What is asked - Each line that contains the string "areas" counts once; report how many such lines appear in the data, as a number only.

===== Excerpted records

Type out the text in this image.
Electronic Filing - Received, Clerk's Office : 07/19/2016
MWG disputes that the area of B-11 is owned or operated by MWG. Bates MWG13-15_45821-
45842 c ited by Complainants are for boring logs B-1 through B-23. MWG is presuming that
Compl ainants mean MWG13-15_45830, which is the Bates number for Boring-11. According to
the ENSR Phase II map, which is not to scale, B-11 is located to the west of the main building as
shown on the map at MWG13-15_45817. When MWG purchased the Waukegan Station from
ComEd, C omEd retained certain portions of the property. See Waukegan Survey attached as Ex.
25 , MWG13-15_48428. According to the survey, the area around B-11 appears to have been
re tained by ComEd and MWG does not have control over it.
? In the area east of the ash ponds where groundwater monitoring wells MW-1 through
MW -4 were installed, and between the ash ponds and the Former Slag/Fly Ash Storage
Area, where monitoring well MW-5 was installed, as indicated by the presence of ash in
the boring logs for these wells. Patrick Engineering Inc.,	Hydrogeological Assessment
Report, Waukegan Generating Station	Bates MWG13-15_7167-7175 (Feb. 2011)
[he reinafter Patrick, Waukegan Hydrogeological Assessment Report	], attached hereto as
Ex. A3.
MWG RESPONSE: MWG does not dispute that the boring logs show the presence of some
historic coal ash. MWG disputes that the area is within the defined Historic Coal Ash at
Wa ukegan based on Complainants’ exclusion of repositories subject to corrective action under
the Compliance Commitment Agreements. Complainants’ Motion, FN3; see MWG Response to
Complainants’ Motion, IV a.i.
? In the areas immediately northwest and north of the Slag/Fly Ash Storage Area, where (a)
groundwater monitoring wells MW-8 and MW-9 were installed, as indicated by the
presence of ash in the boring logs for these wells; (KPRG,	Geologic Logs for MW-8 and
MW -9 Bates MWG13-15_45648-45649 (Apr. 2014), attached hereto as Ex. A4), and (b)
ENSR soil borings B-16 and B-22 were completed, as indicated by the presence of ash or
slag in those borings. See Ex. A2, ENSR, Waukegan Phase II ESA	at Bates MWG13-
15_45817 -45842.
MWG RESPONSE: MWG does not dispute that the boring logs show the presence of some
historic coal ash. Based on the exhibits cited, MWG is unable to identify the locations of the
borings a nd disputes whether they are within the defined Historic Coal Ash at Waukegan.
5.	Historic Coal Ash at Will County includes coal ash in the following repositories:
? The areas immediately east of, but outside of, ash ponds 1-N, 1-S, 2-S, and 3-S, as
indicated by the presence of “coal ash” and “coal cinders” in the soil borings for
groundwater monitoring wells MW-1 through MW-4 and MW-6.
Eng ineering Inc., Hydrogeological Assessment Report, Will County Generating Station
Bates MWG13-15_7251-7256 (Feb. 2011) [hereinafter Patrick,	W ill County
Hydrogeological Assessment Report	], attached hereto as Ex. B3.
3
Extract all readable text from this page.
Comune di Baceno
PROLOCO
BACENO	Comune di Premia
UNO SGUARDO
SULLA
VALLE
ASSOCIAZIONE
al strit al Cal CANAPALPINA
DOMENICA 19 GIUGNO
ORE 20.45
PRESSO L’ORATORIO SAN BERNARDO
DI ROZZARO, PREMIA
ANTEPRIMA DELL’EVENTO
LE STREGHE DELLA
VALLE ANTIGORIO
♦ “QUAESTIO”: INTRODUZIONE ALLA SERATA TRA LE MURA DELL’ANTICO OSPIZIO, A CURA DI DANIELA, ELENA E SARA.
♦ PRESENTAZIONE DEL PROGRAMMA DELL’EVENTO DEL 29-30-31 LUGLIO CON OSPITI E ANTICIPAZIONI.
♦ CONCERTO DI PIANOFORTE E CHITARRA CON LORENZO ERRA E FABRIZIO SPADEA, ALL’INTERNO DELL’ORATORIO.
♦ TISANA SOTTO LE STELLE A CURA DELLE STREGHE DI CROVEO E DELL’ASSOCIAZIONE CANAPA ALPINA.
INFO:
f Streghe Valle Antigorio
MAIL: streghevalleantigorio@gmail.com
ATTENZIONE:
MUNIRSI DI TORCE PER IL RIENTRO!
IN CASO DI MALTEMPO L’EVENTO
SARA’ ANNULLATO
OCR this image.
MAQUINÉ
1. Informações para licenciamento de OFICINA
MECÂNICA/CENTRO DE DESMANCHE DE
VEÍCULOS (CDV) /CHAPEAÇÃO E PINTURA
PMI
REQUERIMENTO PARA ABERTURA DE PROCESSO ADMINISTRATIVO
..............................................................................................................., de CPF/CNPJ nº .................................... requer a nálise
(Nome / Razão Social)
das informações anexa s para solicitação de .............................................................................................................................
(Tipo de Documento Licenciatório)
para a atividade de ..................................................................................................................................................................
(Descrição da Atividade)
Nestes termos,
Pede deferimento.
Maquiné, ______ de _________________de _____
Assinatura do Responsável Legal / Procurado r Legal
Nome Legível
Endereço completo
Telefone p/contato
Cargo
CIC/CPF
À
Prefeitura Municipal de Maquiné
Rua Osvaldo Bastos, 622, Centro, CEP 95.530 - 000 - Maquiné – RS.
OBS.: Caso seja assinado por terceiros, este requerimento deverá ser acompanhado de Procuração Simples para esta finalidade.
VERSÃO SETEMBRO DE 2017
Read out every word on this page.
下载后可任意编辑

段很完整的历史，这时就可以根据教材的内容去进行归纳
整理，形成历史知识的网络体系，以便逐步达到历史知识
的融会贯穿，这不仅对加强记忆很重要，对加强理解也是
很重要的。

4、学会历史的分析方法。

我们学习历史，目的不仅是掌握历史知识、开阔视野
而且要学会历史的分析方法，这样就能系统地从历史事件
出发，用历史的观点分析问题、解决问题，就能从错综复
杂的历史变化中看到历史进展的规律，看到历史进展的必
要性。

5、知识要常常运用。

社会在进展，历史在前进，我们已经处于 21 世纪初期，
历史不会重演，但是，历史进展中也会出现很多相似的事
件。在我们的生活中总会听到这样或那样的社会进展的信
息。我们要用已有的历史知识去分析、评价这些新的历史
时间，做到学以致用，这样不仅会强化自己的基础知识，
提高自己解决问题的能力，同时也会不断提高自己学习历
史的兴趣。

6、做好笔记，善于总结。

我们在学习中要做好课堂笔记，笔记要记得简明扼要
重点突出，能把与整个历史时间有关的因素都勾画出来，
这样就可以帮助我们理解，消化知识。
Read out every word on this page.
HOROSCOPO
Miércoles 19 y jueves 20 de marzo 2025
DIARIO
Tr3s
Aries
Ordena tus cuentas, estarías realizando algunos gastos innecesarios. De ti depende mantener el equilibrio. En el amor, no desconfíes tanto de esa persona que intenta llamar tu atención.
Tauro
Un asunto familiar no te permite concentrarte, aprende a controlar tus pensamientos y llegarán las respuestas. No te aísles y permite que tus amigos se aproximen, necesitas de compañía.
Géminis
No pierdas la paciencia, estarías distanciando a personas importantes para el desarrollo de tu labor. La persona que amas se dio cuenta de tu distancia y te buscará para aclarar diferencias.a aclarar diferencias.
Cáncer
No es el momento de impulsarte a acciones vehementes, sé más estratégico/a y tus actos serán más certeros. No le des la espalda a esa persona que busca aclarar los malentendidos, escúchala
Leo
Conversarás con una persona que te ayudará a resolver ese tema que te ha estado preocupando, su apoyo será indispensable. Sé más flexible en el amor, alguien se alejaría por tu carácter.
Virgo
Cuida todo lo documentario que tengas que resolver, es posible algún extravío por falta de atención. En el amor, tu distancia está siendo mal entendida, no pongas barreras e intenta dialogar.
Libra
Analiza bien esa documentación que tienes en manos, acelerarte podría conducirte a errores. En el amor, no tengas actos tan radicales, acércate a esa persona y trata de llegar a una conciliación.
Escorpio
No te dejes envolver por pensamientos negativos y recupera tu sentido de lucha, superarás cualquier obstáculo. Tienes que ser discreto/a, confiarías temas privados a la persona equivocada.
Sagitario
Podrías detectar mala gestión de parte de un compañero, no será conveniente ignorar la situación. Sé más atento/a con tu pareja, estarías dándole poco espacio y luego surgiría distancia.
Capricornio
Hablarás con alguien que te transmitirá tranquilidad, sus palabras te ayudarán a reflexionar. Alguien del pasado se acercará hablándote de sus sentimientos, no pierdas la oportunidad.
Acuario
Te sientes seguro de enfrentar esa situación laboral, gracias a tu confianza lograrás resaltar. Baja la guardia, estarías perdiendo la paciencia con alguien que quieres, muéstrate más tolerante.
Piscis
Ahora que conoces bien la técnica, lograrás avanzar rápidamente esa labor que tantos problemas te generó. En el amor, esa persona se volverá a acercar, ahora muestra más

==========

Result of this task - 2